◆ **Task to carry out**
For the data below, work out how many lines include the string "mDNS명" and report only the number.

◆ **Task data**

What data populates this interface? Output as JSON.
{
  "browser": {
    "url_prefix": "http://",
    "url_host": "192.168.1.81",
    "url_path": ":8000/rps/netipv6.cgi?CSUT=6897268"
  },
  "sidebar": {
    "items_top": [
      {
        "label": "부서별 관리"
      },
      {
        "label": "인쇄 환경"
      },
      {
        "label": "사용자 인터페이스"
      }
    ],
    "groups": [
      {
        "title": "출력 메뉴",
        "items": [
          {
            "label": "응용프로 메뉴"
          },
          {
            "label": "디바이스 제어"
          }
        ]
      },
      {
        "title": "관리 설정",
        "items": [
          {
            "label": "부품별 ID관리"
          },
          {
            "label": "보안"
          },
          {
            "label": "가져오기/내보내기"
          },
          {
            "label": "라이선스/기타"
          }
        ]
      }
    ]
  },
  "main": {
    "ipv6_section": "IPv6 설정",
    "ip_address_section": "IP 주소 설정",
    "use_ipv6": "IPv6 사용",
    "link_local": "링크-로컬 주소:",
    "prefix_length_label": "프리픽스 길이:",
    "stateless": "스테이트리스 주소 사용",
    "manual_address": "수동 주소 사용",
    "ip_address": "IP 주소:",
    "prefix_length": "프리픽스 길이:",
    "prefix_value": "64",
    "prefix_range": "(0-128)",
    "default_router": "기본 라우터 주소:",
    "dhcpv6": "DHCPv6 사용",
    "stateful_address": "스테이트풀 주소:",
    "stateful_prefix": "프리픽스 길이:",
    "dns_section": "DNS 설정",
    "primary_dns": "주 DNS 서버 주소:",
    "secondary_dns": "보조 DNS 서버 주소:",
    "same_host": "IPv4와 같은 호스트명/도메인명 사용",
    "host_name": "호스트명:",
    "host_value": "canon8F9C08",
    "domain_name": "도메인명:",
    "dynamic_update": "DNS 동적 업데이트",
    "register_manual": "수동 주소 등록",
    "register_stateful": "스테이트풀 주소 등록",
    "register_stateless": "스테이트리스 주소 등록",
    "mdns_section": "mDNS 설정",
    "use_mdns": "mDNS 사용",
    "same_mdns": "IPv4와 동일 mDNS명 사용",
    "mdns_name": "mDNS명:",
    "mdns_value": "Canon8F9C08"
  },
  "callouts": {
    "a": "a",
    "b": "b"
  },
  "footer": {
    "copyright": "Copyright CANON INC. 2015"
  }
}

◆ **Response to the task**
2